- _Written exercise_
In the entries, find all lines that hold the word "your" and copy them.

- _Entries_

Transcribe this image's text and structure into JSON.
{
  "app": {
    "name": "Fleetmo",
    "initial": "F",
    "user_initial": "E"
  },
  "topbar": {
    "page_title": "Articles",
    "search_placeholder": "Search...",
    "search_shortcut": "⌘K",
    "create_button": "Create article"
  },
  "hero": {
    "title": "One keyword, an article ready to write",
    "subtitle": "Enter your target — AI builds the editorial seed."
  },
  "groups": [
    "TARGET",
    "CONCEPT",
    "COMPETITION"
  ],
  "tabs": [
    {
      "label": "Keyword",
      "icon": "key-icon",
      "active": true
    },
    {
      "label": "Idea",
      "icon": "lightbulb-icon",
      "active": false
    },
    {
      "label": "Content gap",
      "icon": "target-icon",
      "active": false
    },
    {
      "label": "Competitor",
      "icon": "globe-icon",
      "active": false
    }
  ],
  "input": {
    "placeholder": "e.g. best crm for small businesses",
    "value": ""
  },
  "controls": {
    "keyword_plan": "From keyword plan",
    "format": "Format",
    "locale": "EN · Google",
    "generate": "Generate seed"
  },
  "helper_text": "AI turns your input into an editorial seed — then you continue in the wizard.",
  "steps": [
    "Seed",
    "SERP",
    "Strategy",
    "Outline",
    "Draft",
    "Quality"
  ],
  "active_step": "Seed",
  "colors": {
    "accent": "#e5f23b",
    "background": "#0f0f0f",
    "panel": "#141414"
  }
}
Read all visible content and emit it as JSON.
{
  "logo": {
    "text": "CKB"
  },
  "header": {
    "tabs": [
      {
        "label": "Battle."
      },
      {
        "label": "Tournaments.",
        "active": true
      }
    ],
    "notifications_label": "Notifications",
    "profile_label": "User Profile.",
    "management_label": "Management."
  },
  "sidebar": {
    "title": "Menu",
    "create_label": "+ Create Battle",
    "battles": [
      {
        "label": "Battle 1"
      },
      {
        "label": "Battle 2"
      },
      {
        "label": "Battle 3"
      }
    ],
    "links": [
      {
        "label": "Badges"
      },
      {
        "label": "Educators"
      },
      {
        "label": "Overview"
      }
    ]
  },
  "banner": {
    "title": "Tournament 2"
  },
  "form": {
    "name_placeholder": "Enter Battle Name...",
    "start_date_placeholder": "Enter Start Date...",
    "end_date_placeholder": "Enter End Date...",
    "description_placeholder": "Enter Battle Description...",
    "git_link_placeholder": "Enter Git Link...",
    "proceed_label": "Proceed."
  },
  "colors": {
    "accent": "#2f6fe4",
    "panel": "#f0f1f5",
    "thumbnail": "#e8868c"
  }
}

- _Exercise result_
    "subtitle": "Enter your target — AI builds the editorial seed."
  "helper_text": "AI turns your input into an editorial seed — then you continue in the wizard.",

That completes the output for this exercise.